THE TASK
Write every record out again exactly as given.

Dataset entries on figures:

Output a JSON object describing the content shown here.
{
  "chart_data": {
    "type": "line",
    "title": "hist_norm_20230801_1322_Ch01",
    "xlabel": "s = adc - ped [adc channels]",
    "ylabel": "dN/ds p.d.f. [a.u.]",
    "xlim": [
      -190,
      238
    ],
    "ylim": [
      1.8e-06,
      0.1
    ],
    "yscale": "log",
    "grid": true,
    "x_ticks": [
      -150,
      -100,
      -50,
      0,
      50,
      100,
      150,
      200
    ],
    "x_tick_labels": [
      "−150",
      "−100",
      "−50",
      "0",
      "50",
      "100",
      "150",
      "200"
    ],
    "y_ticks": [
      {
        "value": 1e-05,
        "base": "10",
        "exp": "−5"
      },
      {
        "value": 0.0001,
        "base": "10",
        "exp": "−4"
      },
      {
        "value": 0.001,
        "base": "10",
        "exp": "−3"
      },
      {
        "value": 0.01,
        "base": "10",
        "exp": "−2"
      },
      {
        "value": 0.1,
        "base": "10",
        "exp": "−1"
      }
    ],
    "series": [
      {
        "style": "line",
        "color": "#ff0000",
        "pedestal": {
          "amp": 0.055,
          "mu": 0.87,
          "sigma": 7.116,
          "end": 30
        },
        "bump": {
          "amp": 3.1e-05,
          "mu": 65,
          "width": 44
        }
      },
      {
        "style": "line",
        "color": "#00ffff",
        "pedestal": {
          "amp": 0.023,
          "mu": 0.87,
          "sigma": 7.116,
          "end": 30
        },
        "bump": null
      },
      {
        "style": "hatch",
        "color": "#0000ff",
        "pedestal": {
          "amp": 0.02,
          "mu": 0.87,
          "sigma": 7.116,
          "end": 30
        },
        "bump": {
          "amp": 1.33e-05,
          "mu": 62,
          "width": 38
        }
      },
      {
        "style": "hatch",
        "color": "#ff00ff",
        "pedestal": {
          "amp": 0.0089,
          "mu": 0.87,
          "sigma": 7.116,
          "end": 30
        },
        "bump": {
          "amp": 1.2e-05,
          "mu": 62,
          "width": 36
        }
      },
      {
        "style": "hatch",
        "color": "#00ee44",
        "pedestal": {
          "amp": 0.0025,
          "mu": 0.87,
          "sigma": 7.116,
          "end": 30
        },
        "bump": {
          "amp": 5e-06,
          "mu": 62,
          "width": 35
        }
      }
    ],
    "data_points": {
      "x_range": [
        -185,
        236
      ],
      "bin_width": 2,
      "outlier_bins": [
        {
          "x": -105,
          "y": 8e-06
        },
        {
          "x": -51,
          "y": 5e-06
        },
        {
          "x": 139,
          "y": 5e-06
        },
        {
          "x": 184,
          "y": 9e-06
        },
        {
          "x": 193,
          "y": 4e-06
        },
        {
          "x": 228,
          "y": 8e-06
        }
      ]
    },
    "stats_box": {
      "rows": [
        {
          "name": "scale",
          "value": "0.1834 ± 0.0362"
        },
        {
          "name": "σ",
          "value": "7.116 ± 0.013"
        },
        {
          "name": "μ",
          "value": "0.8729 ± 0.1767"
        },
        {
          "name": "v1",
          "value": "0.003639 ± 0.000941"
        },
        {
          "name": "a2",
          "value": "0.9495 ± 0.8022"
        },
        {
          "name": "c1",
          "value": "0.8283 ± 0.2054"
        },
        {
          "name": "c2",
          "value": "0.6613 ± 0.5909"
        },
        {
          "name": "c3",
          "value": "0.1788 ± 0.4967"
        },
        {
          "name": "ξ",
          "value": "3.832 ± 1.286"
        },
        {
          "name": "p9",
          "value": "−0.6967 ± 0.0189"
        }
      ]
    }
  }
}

FULL OUTPUT
Output a JSON object describing the content shown here.
{
  "chart_data": {
    "type": "line",
    "title": "hist_norm_20230801_1322_Ch01",
    "xlabel": "s = adc - ped [adc channels]",
    "ylabel": "dN/ds p.d.f. [a.u.]",
    "xlim": [
      -190,
      238
    ],
    "ylim": [
      1.8e-06,
      0.1
    ],
    "yscale": "log",
    "grid": true,
    "x_ticks": [
      -150,
      -100,
      -50,
      0,
      50,
      100,
      150,
      200
    ],
    "x_tick_labels": [
      "−150",
      "−100",
      "−50",
      "0",
      "50",
      "100",
      "150",
      "200"
    ],
    "y_ticks": [
      {
        "value": 1e-05,
        "base": "10",
        "exp": "−5"
      },
      {
        "value": 0.0001,
        "base": "10",
        "exp": "−4"
      },
      {
        "value": 0.001,
        "base": "10",
        "exp": "−3"
      },
      {
        "value": 0.01,
        "base": "10",
        "exp": "−2"
      },
      {
        "value": 0.1,
        "base": "10",
        "exp": "−1"
      }
    ],
    "series": [
      {
        "style": "line",
        "color": "#ff0000",
        "pedestal": {
          "amp": 0.055,
          "mu": 0.87,
          "sigma": 7.116,
          "end": 30
        },
        "bump": {
          "amp": 3.1e-05,
          "mu": 65,
          "width": 44
        }
      },
      {
        "style": "line",
        "color": "#00ffff",
        "pedestal": {
          "amp": 0.023,
          "mu": 0.87,
          "sigma": 7.116,
          "end": 30
        },
        "bump": null
      },
      {
        "style": "hatch",
        "color": "#0000ff",
        "pedestal": {
          "amp": 0.02,
          "mu": 0.87,
          "sigma": 7.116,
          "end": 30
        },
        "bump": {
          "amp": 1.33e-05,
          "mu": 62,
          "width": 38
        }
      },
      {
        "style": "hatch",
        "color": "#ff00ff",
        "pedestal": {
          "amp": 0.0089,
          "mu": 0.87,
          "sigma": 7.116,
          "end": 30
        },
        "bump": {
          "amp": 1.2e-05,
          "mu": 62,
          "width": 36
        }
      },
      {
        "style": "hatch",
        "color": "#00ee44",
        "pedestal": {
          "amp": 0.0025,
          "mu": 0.87,
          "sigma": 7.116,
          "end": 30
        },
        "bump": {
          "amp": 5e-06,
          "mu": 62,
          "width": 35
        }
      }
    ],
    "data_points": {
      "x_range": [
        -185,
        236
      ],
      "bin_width": 2,
      "outlier_bins": [
        {
          "x": -105,
          "y": 8e-06
        },
        {
          "x": -51,
          "y": 5e-06
        },
        {
          "x": 139,
          "y": 5e-06
        },
        {
          "x": 184,
          "y": 9e-06
        },
        {
          "x": 193,
          "y": 4e-06
        },
        {
          "x": 228,
          "y": 8e-06
        }
      ]
    },
    "stats_box": {
      "rows": [
        {
          "name": "scale",
          "value": "0.1834 ± 0.0362"
        },
        {
          "name": "σ",
          "value": "7.116 ± 0.013"
        },
        {
          "name": "μ",
          "value": "0.8729 ± 0.1767"
        },
        {
          "name": "v1",
          "value": "0.003639 ± 0.000941"
        },
        {
          "name": "a2",
          "value": "0.9495 ± 0.8022"
        },
        {
          "name": "c1",
          "value": "0.8283 ± 0.2054"
        },
        {
          "name": "c2",
          "value": "0.6613 ± 0.5909"
        },
        {
          "name": "c3",
          "value": "0.1788 ± 0.4967"
        },
        {
          "name": "ξ",
          "value": "3.832 ± 1.286"
        },
        {
          "name": "p9",
          "value": "−0.6967 ± 0.0189"
        }
      ]
    }
  }
}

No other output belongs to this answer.